**INSTRUCTION:**
Tally the lines in these records that hold the string "admin", and reply with the number alone.

Source records:
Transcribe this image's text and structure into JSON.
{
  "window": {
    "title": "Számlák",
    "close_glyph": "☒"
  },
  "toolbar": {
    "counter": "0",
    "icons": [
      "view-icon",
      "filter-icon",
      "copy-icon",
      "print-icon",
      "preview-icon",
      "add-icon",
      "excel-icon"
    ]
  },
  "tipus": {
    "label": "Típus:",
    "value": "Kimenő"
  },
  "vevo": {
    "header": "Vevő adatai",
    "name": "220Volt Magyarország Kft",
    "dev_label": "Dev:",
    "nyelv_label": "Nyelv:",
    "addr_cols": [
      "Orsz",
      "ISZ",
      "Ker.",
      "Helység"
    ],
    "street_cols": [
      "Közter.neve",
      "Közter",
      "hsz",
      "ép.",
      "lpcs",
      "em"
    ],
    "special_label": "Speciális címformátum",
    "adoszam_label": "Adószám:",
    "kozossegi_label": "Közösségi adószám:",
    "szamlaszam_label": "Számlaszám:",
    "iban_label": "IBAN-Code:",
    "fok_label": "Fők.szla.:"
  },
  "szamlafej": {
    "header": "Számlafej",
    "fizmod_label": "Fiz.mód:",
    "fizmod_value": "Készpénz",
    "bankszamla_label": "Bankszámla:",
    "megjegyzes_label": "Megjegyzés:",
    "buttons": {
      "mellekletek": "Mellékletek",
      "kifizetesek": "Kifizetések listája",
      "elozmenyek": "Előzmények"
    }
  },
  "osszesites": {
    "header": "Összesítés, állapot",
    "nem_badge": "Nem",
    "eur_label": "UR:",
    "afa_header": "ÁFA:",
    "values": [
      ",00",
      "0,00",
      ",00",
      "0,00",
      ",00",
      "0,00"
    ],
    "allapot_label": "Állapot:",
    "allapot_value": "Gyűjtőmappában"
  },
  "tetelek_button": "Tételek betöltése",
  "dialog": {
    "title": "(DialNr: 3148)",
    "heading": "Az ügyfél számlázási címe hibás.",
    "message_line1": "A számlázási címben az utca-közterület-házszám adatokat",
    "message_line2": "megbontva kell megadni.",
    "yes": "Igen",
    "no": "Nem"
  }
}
...
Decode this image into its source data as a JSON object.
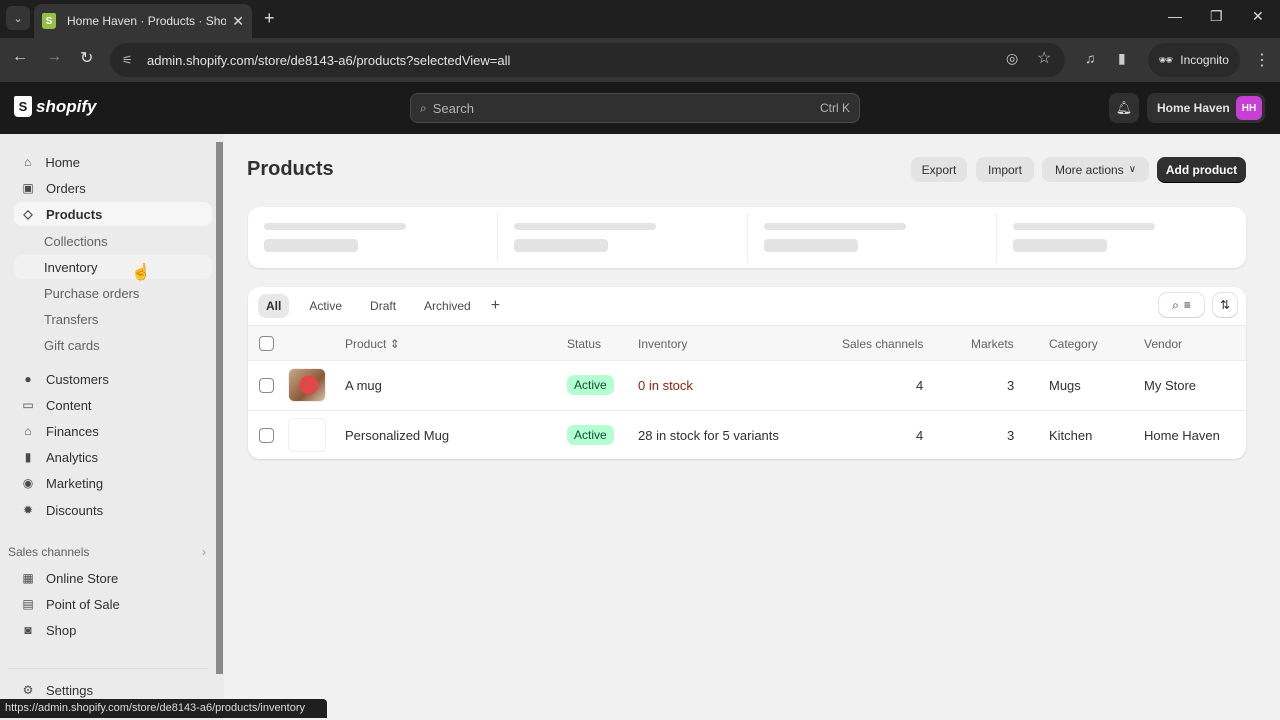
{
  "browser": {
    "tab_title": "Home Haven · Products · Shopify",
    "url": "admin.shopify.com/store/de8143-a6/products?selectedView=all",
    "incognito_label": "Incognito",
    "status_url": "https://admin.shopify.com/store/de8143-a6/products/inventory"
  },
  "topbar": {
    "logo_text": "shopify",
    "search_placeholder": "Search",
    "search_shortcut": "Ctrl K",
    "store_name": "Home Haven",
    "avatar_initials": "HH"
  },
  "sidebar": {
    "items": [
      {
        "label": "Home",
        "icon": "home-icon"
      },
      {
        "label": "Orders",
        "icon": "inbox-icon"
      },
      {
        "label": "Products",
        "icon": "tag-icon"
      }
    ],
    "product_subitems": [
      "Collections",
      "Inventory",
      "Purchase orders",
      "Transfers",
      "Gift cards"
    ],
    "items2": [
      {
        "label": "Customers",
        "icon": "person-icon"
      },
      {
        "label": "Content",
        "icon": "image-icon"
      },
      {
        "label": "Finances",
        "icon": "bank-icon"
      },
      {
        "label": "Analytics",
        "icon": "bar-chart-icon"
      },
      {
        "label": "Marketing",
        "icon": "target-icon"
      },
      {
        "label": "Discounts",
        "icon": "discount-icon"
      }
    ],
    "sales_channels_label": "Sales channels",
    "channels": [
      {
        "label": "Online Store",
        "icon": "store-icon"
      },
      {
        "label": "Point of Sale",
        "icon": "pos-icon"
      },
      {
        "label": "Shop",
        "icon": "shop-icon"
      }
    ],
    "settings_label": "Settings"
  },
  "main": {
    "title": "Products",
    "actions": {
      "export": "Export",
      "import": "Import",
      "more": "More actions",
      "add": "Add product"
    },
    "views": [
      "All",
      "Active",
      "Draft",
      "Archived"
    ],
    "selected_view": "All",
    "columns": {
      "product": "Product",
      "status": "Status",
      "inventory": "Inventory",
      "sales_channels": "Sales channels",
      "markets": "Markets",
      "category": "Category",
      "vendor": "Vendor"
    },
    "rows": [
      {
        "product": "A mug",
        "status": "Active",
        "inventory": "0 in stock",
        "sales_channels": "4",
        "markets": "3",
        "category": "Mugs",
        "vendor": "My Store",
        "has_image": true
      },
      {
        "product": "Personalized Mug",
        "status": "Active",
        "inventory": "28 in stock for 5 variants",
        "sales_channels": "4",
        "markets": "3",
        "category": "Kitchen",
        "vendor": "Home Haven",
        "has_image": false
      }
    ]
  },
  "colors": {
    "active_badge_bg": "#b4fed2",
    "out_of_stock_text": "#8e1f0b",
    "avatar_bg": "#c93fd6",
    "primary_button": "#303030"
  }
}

**ANSWER FOR THE TASK:**
2